[Extracted data entries]
····················

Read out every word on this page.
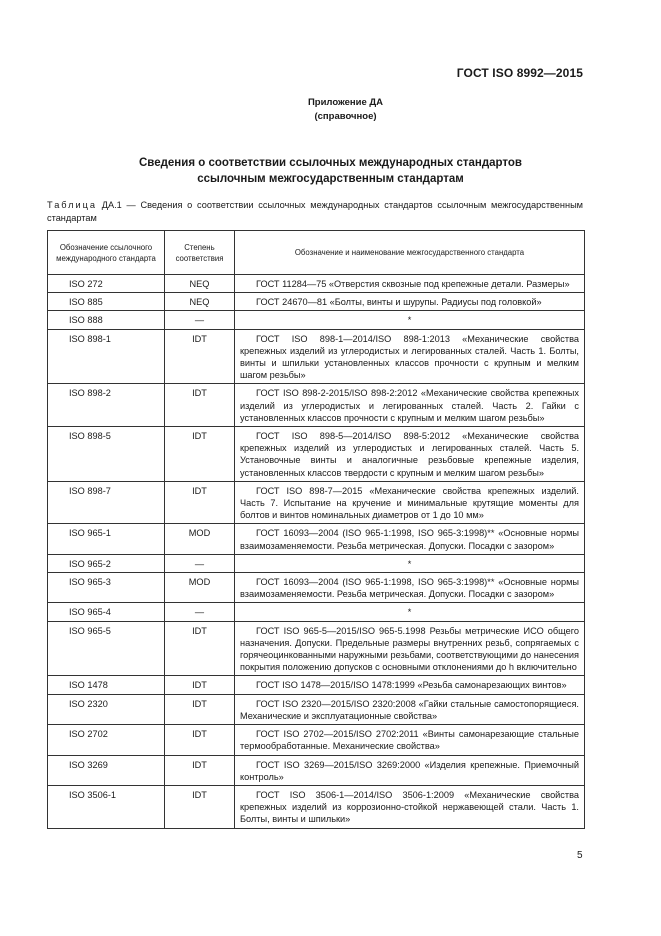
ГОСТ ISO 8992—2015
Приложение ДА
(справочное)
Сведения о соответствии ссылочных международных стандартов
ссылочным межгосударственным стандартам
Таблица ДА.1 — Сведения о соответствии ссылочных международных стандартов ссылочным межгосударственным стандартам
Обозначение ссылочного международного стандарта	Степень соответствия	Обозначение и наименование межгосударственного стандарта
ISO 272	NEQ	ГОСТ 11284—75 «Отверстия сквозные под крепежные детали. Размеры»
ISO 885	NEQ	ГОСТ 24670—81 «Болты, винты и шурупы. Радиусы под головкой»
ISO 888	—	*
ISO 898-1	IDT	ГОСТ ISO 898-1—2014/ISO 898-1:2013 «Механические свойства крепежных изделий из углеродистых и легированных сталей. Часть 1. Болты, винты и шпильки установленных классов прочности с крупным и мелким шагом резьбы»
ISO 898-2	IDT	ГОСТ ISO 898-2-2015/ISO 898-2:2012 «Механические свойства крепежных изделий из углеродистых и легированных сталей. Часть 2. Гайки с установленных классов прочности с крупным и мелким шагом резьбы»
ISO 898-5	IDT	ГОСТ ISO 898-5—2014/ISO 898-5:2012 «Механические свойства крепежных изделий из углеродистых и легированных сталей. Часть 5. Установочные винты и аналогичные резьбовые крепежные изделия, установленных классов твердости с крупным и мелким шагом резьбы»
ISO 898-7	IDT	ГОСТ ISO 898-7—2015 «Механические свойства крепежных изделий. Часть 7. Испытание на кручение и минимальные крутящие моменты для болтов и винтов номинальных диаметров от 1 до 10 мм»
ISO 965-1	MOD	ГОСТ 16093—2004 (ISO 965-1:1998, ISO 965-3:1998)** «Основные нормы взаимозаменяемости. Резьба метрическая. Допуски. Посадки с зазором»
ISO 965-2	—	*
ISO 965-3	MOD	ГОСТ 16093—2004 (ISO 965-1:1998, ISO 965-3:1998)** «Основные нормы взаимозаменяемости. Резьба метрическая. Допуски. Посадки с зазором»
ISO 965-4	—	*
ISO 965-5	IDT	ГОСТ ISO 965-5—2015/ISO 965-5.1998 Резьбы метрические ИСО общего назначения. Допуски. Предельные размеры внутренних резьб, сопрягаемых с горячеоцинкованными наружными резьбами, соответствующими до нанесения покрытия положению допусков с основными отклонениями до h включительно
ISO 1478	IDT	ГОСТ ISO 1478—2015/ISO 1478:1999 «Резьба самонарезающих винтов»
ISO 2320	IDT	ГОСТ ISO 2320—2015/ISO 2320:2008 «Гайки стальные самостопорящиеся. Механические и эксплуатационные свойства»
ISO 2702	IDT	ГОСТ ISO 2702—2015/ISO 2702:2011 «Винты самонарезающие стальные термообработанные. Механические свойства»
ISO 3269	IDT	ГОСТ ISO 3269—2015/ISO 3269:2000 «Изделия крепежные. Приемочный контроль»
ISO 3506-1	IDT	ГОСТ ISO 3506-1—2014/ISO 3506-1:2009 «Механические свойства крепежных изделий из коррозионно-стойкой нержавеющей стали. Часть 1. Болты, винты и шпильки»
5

····················

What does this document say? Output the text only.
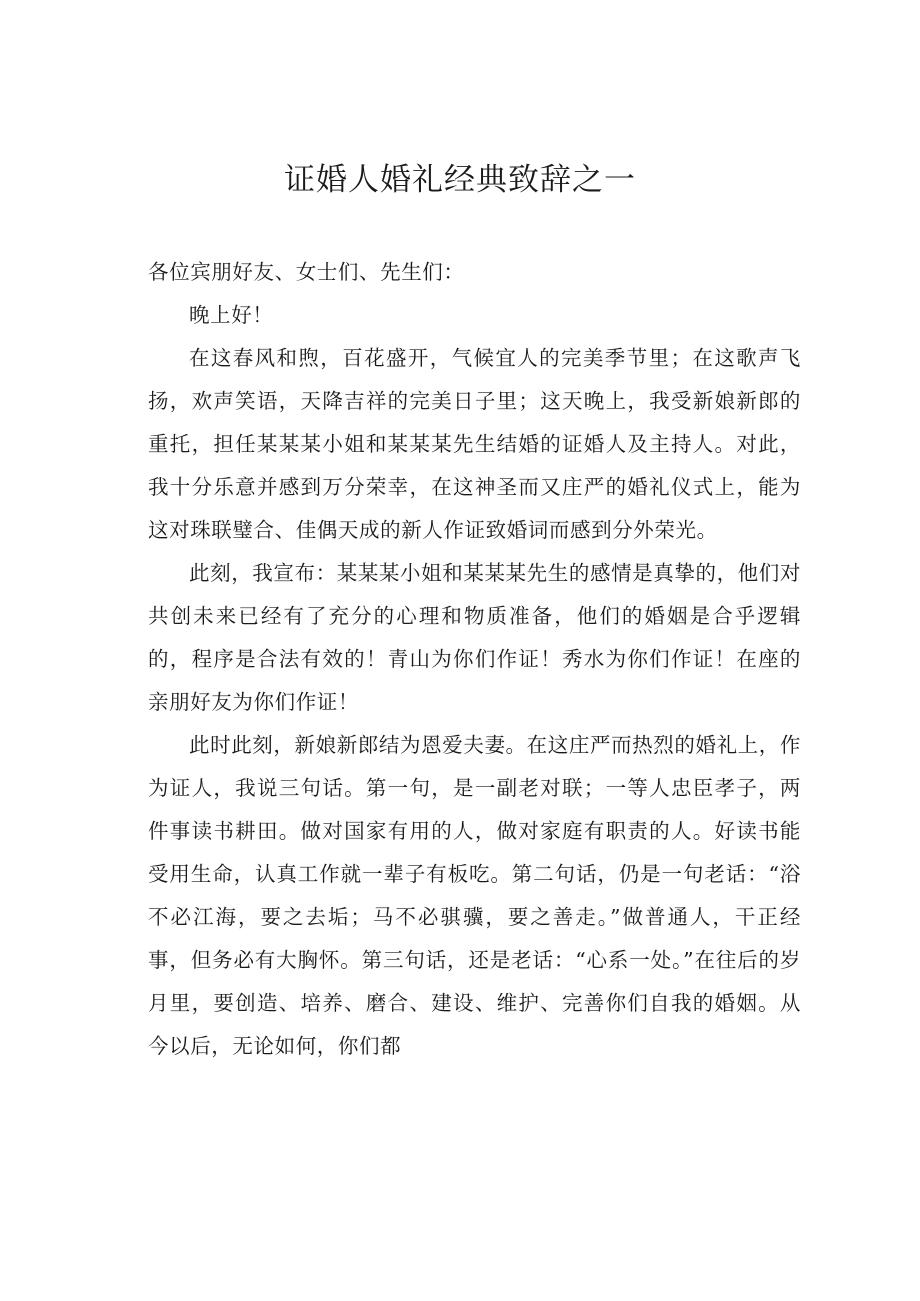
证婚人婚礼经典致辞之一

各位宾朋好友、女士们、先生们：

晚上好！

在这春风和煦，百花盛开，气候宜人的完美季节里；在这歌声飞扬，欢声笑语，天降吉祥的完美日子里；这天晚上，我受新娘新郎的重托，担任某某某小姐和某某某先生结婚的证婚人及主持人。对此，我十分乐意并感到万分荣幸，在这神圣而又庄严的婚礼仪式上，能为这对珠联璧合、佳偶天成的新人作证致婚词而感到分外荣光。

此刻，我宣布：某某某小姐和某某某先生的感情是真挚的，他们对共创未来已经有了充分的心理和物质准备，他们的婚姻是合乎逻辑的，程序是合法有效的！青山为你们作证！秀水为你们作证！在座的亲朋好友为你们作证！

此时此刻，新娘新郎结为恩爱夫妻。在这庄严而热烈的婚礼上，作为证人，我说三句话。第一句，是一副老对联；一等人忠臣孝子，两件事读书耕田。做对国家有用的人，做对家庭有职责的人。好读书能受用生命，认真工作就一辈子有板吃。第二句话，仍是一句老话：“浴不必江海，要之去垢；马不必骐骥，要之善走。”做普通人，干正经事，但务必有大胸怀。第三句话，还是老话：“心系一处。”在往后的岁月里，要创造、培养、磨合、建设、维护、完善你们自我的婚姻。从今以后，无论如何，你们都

····················

Stated problem -> Which lines contain the word "взаимозаменяемости"? Copy each of them.

Exercise output ->
ISO 965-1	MOD	ГОСТ 16093—2004 (ISO 965-1:1998, ISO 965-3:1998)** «Основные нормы взаимозаменяемости. Резьба метрическая. Допуски. Посадки с зазором»
ISO 965-3	MOD	ГОСТ 16093—2004 (ISO 965-1:1998, ISO 965-3:1998)** «Основные нормы взаимозаменяемости. Резьба метрическая. Допуски. Посадки с зазором»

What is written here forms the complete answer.